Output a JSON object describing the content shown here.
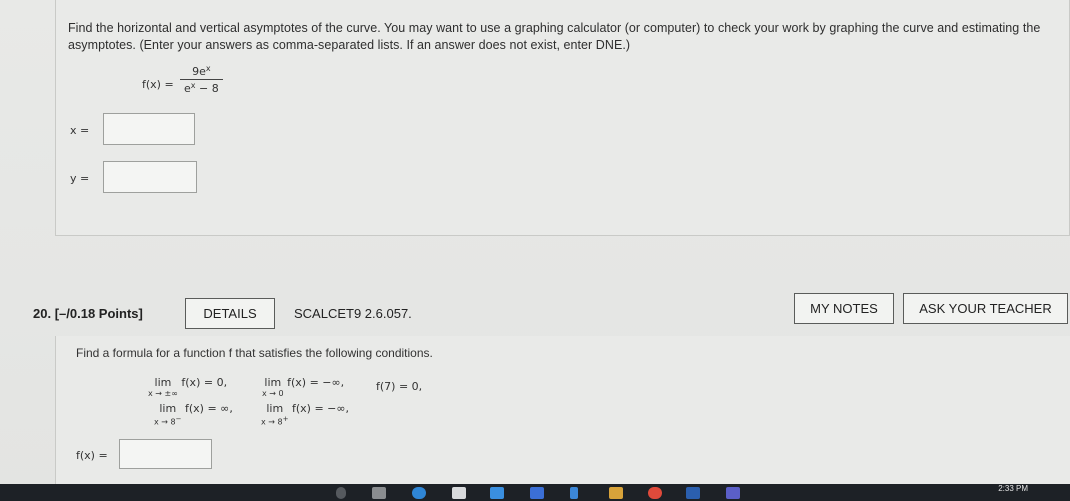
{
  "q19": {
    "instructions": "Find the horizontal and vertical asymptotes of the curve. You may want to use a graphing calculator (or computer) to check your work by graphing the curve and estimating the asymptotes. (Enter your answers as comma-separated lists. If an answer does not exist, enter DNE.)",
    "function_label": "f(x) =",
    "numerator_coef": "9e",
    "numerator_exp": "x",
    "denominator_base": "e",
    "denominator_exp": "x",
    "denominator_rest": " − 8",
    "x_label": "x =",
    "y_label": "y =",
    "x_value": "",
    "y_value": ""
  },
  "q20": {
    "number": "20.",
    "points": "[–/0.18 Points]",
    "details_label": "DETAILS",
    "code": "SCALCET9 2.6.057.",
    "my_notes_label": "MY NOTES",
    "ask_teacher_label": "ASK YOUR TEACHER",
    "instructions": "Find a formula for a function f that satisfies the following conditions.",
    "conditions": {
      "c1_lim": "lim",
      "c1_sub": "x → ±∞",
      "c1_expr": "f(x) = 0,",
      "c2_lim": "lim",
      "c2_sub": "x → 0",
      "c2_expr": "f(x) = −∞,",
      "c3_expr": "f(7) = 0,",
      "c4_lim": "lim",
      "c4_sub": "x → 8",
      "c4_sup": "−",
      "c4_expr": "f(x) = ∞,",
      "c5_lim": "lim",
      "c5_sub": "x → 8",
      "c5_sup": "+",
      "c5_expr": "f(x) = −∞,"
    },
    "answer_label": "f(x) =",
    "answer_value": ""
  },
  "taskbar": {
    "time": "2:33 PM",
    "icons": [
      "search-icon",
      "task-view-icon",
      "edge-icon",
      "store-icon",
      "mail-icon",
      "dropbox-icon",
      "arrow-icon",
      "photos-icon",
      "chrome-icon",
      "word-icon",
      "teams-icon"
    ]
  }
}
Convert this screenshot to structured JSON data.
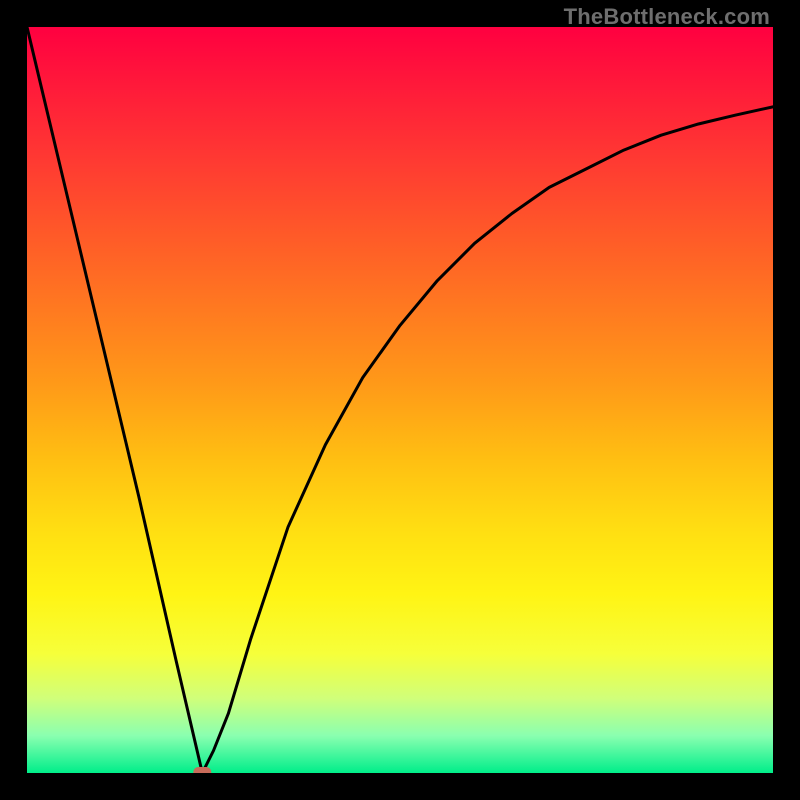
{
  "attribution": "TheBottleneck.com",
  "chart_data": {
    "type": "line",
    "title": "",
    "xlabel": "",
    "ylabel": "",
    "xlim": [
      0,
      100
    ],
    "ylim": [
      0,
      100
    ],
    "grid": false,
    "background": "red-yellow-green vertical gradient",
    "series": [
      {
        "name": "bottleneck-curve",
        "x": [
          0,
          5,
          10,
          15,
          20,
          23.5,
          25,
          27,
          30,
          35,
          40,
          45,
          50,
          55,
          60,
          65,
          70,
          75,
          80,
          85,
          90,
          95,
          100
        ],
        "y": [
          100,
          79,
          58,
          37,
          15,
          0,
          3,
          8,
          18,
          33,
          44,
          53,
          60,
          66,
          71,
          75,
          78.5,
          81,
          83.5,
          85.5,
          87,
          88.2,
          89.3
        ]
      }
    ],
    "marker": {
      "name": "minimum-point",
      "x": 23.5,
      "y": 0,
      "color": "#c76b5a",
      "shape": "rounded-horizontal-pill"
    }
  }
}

◆ ◆ ◆ ◆ ◆

Collect each line containing the string "JSON".

Output a JSON object describing the content shown here.
Convert this screenshot to structured JSON data.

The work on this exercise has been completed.